Objectif de l'exercice: Poursuivez le récit sur le capitaine du MV Wakashio après sa dernière phrase.

Extrait du document:

▬▬▬▬▬▬

Le 2 décembre 2019, le capitaine grimpe à bord du MV Wakashio pour un contrat de cinq mois. Il navigue à trois reprises du Japon en Australie, effectue deux voyages de l’Australie au Japon et c’est en naviguant vers le Brésil depuis la Chine qu’il s’échoue près côtes mauriciennes. Son contrat devait se terminer en mai. Sauf qu’entre-temps, la pandémie de Covid-19 fait rage dans le monde. Résultats : les frontières sont fermées et de nombreux avions sont cloués au sol. Avec l’équipage, il est contraint de rester à bord, impossible de rejoindre un autre navire ou d’aller à terre.
Quoi qu’il en soit, Sunil Kumar Nandeshwar assure qu’il avait à cœur le bien-être de son équipage, surtout pendant cette période de pandémie. «Je prends toujours soin de mon équipage (…) Je motive mes marins, je les ai toujours bien traités», dira-t-il lors de son audition. Pour que le moral des troupes soit au beau fixe, le capitaine leur proposait de la bonne bouffe et de «la bonne bouteille», pour tenir le coup. «Avant, la nourriture était infecte à bord du Wakashio. Quand je suis arrivé, les choses ont changé.»
Et puis, au moins une fois par mois, quand ils jettent l’ancre quelque part, il y a une petite fête, pour célébrer des anniversaires, notamment. C’était le cas juste avant que le Wakashio ne s’échoue au large de Pointe-d’Esny en ce soir fatidique. Le capitaine fait également ressortir qu’il s’est toujours fait un devoir de faire en sorte que les membres de son équipage puissent communiquer avec leurs proches. «Je m’assure que les agents leur apportent des cartes SIM pour qu’ils puissent parler à leur famille.»

▬▬▬▬▬▬

Données étudiées:
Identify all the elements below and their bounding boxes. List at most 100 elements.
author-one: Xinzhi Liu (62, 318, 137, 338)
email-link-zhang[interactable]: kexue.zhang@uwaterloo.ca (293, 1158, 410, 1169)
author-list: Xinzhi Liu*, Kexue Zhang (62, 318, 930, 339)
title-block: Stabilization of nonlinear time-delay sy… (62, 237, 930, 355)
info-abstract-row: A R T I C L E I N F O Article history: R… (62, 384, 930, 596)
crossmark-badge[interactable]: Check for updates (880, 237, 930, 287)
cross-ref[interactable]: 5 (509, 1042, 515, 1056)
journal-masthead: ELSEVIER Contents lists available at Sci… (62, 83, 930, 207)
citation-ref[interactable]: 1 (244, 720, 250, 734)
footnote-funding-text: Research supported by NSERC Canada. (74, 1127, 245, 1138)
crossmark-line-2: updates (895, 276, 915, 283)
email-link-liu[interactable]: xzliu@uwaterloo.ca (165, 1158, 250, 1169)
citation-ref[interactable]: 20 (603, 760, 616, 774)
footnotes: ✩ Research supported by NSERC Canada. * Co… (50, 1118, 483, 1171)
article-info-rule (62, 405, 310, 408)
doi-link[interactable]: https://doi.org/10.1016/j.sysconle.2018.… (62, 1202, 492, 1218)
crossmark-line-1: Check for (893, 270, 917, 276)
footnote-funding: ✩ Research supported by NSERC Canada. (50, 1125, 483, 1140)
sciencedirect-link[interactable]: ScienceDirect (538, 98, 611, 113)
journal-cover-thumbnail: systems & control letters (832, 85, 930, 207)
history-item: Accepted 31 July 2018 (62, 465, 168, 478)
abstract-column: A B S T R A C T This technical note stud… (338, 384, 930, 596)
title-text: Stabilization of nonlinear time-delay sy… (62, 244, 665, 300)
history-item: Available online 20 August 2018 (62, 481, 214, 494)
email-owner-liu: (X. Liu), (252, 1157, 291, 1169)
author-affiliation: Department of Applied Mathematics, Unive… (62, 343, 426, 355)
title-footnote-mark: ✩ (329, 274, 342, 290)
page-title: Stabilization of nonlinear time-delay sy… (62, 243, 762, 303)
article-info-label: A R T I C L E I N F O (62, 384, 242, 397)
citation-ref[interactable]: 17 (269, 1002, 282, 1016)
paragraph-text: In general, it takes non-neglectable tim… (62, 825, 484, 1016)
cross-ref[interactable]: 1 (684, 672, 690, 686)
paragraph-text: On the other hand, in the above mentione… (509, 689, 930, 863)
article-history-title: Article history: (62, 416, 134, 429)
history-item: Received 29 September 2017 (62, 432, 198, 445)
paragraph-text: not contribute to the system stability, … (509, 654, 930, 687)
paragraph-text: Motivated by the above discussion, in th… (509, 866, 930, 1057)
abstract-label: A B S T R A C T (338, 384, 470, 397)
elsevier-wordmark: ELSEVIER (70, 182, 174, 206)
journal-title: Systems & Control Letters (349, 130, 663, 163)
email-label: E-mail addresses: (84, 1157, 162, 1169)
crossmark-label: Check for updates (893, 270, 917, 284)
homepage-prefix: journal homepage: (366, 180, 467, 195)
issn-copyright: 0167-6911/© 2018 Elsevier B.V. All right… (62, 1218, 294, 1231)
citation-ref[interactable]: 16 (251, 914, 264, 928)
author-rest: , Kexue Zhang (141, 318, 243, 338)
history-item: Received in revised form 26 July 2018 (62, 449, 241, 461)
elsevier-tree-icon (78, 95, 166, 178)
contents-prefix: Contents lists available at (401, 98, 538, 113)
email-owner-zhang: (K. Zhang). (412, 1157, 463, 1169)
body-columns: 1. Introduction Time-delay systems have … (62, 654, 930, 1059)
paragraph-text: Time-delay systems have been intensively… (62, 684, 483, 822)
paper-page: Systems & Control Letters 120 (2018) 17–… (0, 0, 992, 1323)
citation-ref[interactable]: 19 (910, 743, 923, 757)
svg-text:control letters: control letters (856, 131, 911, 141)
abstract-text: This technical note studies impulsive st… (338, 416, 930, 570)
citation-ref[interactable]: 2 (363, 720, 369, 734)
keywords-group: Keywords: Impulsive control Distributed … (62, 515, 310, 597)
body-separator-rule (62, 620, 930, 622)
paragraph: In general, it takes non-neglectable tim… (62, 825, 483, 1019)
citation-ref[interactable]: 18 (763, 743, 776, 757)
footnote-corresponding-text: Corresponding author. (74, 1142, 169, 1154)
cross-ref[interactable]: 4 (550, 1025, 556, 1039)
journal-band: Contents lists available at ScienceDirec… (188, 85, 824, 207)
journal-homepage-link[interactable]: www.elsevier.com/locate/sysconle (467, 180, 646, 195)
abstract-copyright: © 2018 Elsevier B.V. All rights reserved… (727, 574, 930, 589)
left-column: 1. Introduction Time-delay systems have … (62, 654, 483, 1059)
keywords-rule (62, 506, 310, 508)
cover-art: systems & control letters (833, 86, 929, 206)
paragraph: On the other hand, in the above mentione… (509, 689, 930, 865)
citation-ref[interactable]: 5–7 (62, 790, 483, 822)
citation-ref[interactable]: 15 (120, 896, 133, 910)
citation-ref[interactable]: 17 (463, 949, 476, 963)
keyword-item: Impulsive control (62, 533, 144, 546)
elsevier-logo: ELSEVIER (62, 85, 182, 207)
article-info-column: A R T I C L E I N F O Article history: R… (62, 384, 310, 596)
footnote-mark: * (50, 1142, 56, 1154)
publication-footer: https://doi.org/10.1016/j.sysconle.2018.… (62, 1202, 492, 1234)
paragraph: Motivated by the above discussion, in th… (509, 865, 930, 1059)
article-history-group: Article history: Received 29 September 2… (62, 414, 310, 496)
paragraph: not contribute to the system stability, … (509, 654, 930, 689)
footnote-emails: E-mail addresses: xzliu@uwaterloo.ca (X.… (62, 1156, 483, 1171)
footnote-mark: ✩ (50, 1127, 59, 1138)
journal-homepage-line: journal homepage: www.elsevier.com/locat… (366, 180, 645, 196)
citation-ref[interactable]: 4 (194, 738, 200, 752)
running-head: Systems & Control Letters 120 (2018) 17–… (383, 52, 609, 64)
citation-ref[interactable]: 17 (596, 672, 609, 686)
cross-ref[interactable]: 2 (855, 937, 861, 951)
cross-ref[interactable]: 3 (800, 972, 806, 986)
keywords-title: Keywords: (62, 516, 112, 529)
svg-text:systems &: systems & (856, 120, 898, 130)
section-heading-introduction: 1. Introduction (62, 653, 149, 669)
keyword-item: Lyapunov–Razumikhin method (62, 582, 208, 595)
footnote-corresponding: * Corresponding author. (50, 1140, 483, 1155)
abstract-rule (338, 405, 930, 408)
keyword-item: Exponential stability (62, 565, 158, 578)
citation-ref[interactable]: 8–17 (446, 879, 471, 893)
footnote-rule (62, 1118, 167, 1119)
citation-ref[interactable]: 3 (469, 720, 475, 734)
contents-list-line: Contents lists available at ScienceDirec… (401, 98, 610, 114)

▬▬▬▬▬▬

Résultat attendu:
Il confie que le vraquier a l’habitude de s’approcher des côtes pour capter le réseau. «Pas pour moi mais pour l’équipage…» Depuis le 22 décembre, le capitaine répond d’une accusation provisoire de «violation of innocent passage». Il encourt désormais une peine d’emprisonnement maximale de cinq ans ou une amende de Rs 30 millions. Ainsi, depuis six mois, ce vieux loup de mer fait le va-et-vient depuis sa cellule jusqu’à la cour de district de Port-Louis. «I have to prove to the world that it was an accident and I am not a criminal», lâchera-t-il le 7 octobre 2020. Mais à chacun de ses passages en cour quant aux motions concernant sa remise en liberté, il est débouté par la magistrate.
Dans une déclaration faite le 31 août 2020, le secrétaire de la Maritime Union of India (MUI), Amar Singh Thakur, fait valoir que le capitaine a une «incident-free career in the merchant navy for over 40 years, and around 25 years in command as ship’s captain». Il a effectué avec succès plus de 100 voyages à travers le monde jusqu’à ce jour. Le capitaine est détenteur d’un Masters in Marine de la Sainik School Rewa, à Madhya Pradesh.
Sunil Kumar Nandeshwar ne baisse pas les bras. Il souhaite laver son honneur, souillé comme notre lagon. Sa force il la puise auprès de sa famille avec qui il serait en contact via WhatsApp, lorsqu’il est en présence de ses avocats ou des policiers. Si le moral ne fait pas naufrage, c’est grâce à son épouse, le Dr Namrata Nandeshwar, de son fils et de sa fille, qui étudient en Inde.